[begin PAGE EXTRACT]
Shackled in His Sleep, and Leaping Over the Threshold

        The individual motifs, that the Scriptural account associates with Samson, still occur in the Greek myth of Aristaeus, but it is the glorified maiden who performs them; she bare-handedly fights the lion while the admiring hero stands by, she shows a way to solve the bee problem while it is the hero who weeps to have it disclosed, and it is her who reveals how the powerful fish-god may be shackled in his sleep. In the Scriptures, a woman who is portrayed as the third of Samson’s paramours, Delilah, spends extensive effort in an attempt to entice Samson into confiding the secret of how he might be bound; “tell me wherewith thou mightest be bound” (Judges 16:6, and then she does the same thing twice more in the same chapter, in very similarly worded statements, at verses 10 and 13). There is, as we shall see, some indication that, although they are depicted as different women altogether, the various women in the story of Samson are all one and the same. Delilah is still a woman from the Valley of Sorek (where Timnah was located), and, if not actually a Philistine herself, she was at least in cahoots with the Philistines. After Samson deluded her several times by feeding her misinformation, finally he told her the truth, whereupon “she made him sleep upon her knees” (Judges 16:19); thus enabling him to be, “bound … with fetters of brass” (Judges 16:21). In the Greek myth, it is the woman who tells the crying hero Aristaeus, how the fish-god could be made captive, only if he were to be shackled in his sleep. “Thy losses Proteus will retrieve and will show thee how to make good all that is gone. But lest he elude thee by shifting his shape, see that strong bonds do shackle both his hands.” The stripling made his way to the seer, and bound fast the arms, relaxed in slumber, of the Old Man of the Sea.” (Ovid, Fasti 1. 361 ff.). “you may assail him with ease as he lies asleep. But when you hold him in the grasp of hands and fetters, then will manifold forms baffle you, and figures of wild beasts. For of a sudden he will … slip from his fetters” (Virgil, Georgics 4. 400 ff.).
[end PAGE EXTRACT]
[begin LISTED ENTRIES]
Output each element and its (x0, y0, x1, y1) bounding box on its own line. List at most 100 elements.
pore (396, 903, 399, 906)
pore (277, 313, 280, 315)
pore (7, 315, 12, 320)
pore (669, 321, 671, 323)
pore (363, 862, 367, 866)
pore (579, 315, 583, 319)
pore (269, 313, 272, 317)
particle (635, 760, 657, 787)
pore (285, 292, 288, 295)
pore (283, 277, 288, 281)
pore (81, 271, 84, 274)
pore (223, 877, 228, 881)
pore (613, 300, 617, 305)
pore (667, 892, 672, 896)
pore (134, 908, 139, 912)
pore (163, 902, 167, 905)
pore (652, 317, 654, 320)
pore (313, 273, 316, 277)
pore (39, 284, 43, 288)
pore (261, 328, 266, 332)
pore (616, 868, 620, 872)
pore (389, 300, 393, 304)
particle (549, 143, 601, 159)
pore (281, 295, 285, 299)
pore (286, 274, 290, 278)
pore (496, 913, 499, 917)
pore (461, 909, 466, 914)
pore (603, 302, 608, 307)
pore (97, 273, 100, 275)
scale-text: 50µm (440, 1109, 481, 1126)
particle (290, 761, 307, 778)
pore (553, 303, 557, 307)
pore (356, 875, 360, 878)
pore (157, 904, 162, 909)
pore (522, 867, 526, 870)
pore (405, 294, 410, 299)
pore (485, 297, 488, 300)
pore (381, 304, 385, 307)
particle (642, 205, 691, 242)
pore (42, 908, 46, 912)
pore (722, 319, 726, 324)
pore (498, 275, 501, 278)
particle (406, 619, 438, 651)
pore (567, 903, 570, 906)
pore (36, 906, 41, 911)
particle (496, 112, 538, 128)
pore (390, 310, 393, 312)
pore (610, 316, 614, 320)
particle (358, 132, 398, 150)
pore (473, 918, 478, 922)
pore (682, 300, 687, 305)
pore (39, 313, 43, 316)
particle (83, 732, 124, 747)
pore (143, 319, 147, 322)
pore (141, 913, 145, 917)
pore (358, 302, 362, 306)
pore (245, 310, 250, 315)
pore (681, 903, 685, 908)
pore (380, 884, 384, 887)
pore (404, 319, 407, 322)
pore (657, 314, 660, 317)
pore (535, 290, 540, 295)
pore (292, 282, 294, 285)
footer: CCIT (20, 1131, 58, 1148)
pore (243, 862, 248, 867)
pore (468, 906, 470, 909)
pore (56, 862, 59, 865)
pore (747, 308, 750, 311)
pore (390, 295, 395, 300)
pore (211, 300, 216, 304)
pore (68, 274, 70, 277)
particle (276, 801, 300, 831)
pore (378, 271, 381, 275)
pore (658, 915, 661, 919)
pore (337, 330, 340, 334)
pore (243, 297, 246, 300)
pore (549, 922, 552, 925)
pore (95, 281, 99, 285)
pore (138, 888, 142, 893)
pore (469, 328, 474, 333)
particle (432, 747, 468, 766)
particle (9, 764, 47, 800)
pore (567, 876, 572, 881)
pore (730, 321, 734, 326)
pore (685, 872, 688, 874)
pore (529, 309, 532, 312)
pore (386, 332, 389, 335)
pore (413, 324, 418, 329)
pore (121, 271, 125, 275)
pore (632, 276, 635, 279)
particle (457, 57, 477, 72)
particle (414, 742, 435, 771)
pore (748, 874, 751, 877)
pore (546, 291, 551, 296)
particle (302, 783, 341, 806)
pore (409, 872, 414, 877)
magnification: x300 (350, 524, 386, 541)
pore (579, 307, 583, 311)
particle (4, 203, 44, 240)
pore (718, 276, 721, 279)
[end LISTED ENTRIES]
- THINGS TO DO -
- A) Reproduce the listing word for word, from its first line through the line containing "pore (405, 294, 410, 299)", including both of those lines.
- B) Continue the passage comparing Samson with the Greek myth of Aristaeus from the point where it stops.

- SOLVED PROBLEMS -
- A)
Output each element and its (x0, y0, x1, y1) bounding box on its own line. List at most 100 elements.
pore (396, 903, 399, 906)
pore (277, 313, 280, 315)
pore (7, 315, 12, 320)
pore (669, 321, 671, 323)
pore (363, 862, 367, 866)
pore (579, 315, 583, 319)
pore (269, 313, 272, 317)
particle (635, 760, 657, 787)
pore (285, 292, 288, 295)
pore (283, 277, 288, 281)
pore (81, 271, 84, 274)
pore (223, 877, 228, 881)
pore (613, 300, 617, 305)
pore (667, 892, 672, 896)
pore (134, 908, 139, 912)
pore (163, 902, 167, 905)
pore (652, 317, 654, 320)
pore (313, 273, 316, 277)
pore (39, 284, 43, 288)
pore (261, 328, 266, 332)
pore (616, 868, 620, 872)
pore (389, 300, 393, 304)
particle (549, 143, 601, 159)
pore (281, 295, 285, 299)
pore (286, 274, 290, 278)
pore (496, 913, 499, 917)
pore (461, 909, 466, 914)
pore (603, 302, 608, 307)
pore (97, 273, 100, 275)
scale-text: 50µm (440, 1109, 481, 1126)
particle (290, 761, 307, 778)
pore (553, 303, 557, 307)
pore (356, 875, 360, 878)
pore (157, 904, 162, 909)
pore (522, 867, 526, 870)
pore (405, 294, 410, 299)

- B)
Assuming that the myth of Herakles contains parallel versions of the same story, we can compare the story of his confrontation with Nereus as presented by Apollodorus; “Herakles took hold of him as he lay sleeping, and bound him fast as Nereus changed himself into all sorts of shapes; he did not let him loose until Nereus told him where the apples and the Hesperides were.” (Apollodorus, The Library 2. 114). Herakles was attempting to acquire eternal life, even if one doesn’t accept the notion that the “apples of Hesperides,” represent the “fruits of the tree of life” (which they clearly do), the Greek myths do indicate that, Herakles was expecting to win immortality by the accomplishment of his labors. This brings to mind the quest of the hero in the “Epic of Gilgamesh,” Despite the apparent glaring chronological discrepancies that arise from implicating an Old Babylonian era text as dependent upon a Hebrew Scriptural story, it is plainly evident that the two Greek myths about Herakles and Aristaeus, and by deduction, also the story of the Danite Samson, cannot be completely divorced from the Mesopotamian Epic of Gilgamesh. After all, “Shamash” is the patron deity of Gilgamesh who is called “strong man” and whose “long hair” is repeatedly mentioned in the epic.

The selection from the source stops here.